(EXERCISE REQUIREMENTS) Omit every picture while repeating the entries exactly.

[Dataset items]
◆ ◆ ◆

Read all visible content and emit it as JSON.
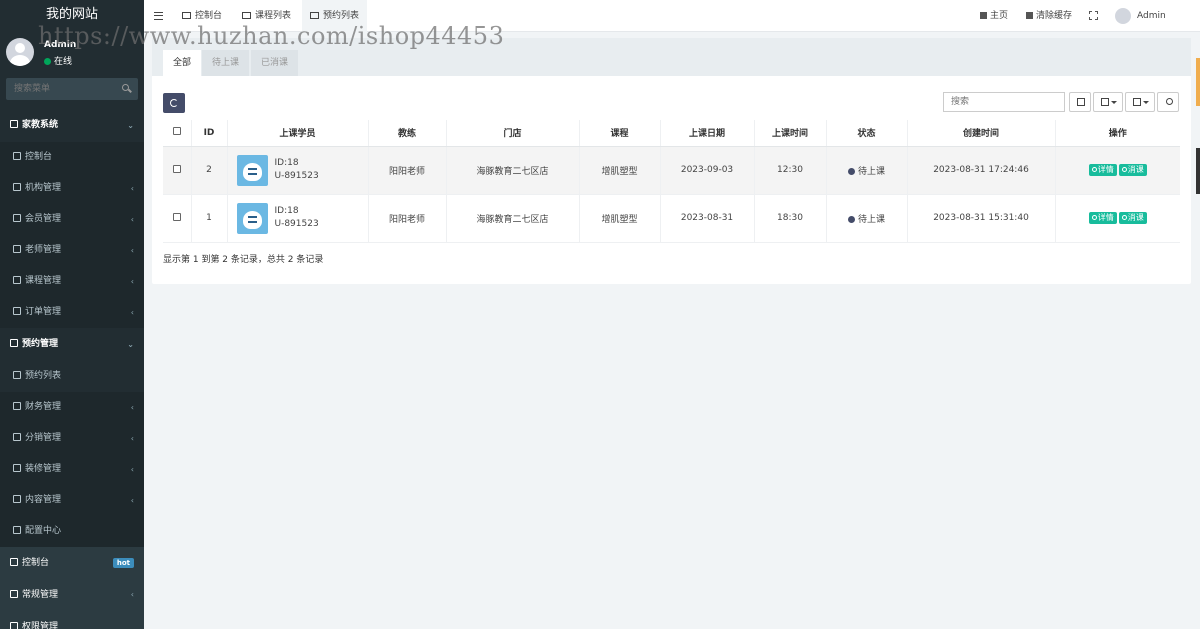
{
  "sidebar": {
    "logo": "我的网站",
    "user": {
      "name": "Admin",
      "status": "在线"
    },
    "search_placeholder": "搜索菜单",
    "menu": [
      {
        "label": "家教系统",
        "arrow": "⌄",
        "icon": "settings-icon",
        "type": "head"
      },
      {
        "label": "控制台",
        "arrow": "",
        "icon": "dashboard-icon",
        "type": "sub"
      },
      {
        "label": "机构管理",
        "arrow": "‹",
        "icon": "building-icon",
        "type": "sub"
      },
      {
        "label": "会员管理",
        "arrow": "‹",
        "icon": "user-icon",
        "type": "sub"
      },
      {
        "label": "老师管理",
        "arrow": "‹",
        "icon": "teacher-icon",
        "type": "sub"
      },
      {
        "label": "课程管理",
        "arrow": "‹",
        "icon": "book-icon",
        "type": "sub"
      },
      {
        "label": "订单管理",
        "arrow": "‹",
        "icon": "order-icon",
        "type": "sub"
      },
      {
        "label": "预约管理",
        "arrow": "⌄",
        "icon": "cube-icon",
        "type": "head"
      },
      {
        "label": "预约列表",
        "arrow": "",
        "icon": "list-icon",
        "type": "active"
      },
      {
        "label": "财务管理",
        "arrow": "‹",
        "icon": "diamond-icon",
        "type": "sub"
      },
      {
        "label": "分销管理",
        "arrow": "‹",
        "icon": "users-icon",
        "type": "sub"
      },
      {
        "label": "装修管理",
        "arrow": "‹",
        "icon": "image-icon",
        "type": "sub"
      },
      {
        "label": "内容管理",
        "arrow": "‹",
        "icon": "edit-icon",
        "type": "sub"
      },
      {
        "label": "配置中心",
        "arrow": "",
        "icon": "gear-icon",
        "type": "sub"
      },
      {
        "label": "控制台",
        "badge": "hot",
        "icon": "dashboard-icon",
        "type": "bottom"
      },
      {
        "label": "常规管理",
        "arrow": "‹",
        "icon": "cogs-icon",
        "type": "bottom"
      },
      {
        "label": "权限管理",
        "arrow": "",
        "icon": "key-icon",
        "type": "bottom"
      }
    ]
  },
  "topbar": {
    "tabs": [
      "控制台",
      "课程列表",
      "预约列表"
    ],
    "home": "主页",
    "clear_cache": "清除缓存",
    "admin": "Admin"
  },
  "panel": {
    "tabs": [
      "全部",
      "待上课",
      "已消课"
    ],
    "search_placeholder": "搜索",
    "columns": [
      "ID",
      "上课学员",
      "教练",
      "门店",
      "课程",
      "上课日期",
      "上课时间",
      "状态",
      "创建时间",
      "操作"
    ],
    "rows": [
      {
        "id": "2",
        "student_id": "ID:18",
        "student_code": "U-891523",
        "coach": "阳阳老师",
        "store": "海豚教育二七区店",
        "course": "增肌塑型",
        "date": "2023-09-03",
        "time": "12:30",
        "status": "待上课",
        "created": "2023-08-31 17:24:46"
      },
      {
        "id": "1",
        "student_id": "ID:18",
        "student_code": "U-891523",
        "coach": "阳阳老师",
        "store": "海豚教育二七区店",
        "course": "增肌塑型",
        "date": "2023-08-31",
        "time": "18:30",
        "status": "待上课",
        "created": "2023-08-31 15:31:40"
      }
    ],
    "actions": {
      "detail": "详情",
      "consume": "消课"
    },
    "pager_text": "显示第 1 到第 2 条记录，总共 2 条记录"
  },
  "watermark": "https://www.huzhan.com/ishop44453"
}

◆ ◆ ◆

(ANSWER TO THE TASK)
Read all visible content and emit it as JSON.
{
  "sidebar": {
    "logo": "我的网站",
    "user": {
      "name": "Admin",
      "status": "在线"
    },
    "search_placeholder": "搜索菜单",
    "menu": [
      {
        "label": "家教系统",
        "arrow": "⌄",
        "icon": "settings-icon",
        "type": "head"
      },
      {
        "label": "控制台",
        "arrow": "",
        "icon": "dashboard-icon",
        "type": "sub"
      },
      {
        "label": "机构管理",
        "arrow": "‹",
        "icon": "building-icon",
        "type": "sub"
      },
      {
        "label": "会员管理",
        "arrow": "‹",
        "icon": "user-icon",
        "type": "sub"
      },
      {
        "label": "老师管理",
        "arrow": "‹",
        "icon": "teacher-icon",
        "type": "sub"
      },
      {
        "label": "课程管理",
        "arrow": "‹",
        "icon": "book-icon",
        "type": "sub"
      },
      {
        "label": "订单管理",
        "arrow": "‹",
        "icon": "order-icon",
        "type": "sub"
      },
      {
        "label": "预约管理",
        "arrow": "⌄",
        "icon": "cube-icon",
        "type": "head"
      },
      {
        "label": "预约列表",
        "arrow": "",
        "icon": "list-icon",
        "type": "active"
      },
      {
        "label": "财务管理",
        "arrow": "‹",
        "icon": "diamond-icon",
        "type": "sub"
      },
      {
        "label": "分销管理",
        "arrow": "‹",
        "icon": "users-icon",
        "type": "sub"
      },
      {
        "label": "装修管理",
        "arrow": "‹",
        "icon": "image-icon",
        "type": "sub"
      },
      {
        "label": "内容管理",
        "arrow": "‹",
        "icon": "edit-icon",
        "type": "sub"
      },
      {
        "label": "配置中心",
        "arrow": "",
        "icon": "gear-icon",
        "type": "sub"
      },
      {
        "label": "控制台",
        "badge": "hot",
        "icon": "dashboard-icon",
        "type": "bottom"
      },
      {
        "label": "常规管理",
        "arrow": "‹",
        "icon": "cogs-icon",
        "type": "bottom"
      },
      {
        "label": "权限管理",
        "arrow": "",
        "icon": "key-icon",
        "type": "bottom"
      }
    ]
  },
  "topbar": {
    "tabs": [
      "控制台",
      "课程列表",
      "预约列表"
    ],
    "home": "主页",
    "clear_cache": "清除缓存",
    "admin": "Admin"
  },
  "panel": {
    "tabs": [
      "全部",
      "待上课",
      "已消课"
    ],
    "search_placeholder": "搜索",
    "columns": [
      "ID",
      "上课学员",
      "教练",
      "门店",
      "课程",
      "上课日期",
      "上课时间",
      "状态",
      "创建时间",
      "操作"
    ],
    "rows": [
      {
        "id": "2",
        "student_id": "ID:18",
        "student_code": "U-891523",
        "coach": "阳阳老师",
        "store": "海豚教育二七区店",
        "course": "增肌塑型",
        "date": "2023-09-03",
        "time": "12:30",
        "status": "待上课",
        "created": "2023-08-31 17:24:46"
      },
      {
        "id": "1",
        "student_id": "ID:18",
        "student_code": "U-891523",
        "coach": "阳阳老师",
        "store": "海豚教育二七区店",
        "course": "增肌塑型",
        "date": "2023-08-31",
        "time": "18:30",
        "status": "待上课",
        "created": "2023-08-31 15:31:40"
      }
    ],
    "actions": {
      "detail": "详情",
      "consume": "消课"
    },
    "pager_text": "显示第 1 到第 2 条记录，总共 2 条记录"
  },
  "watermark": "https://www.huzhan.com/ishop44453"
}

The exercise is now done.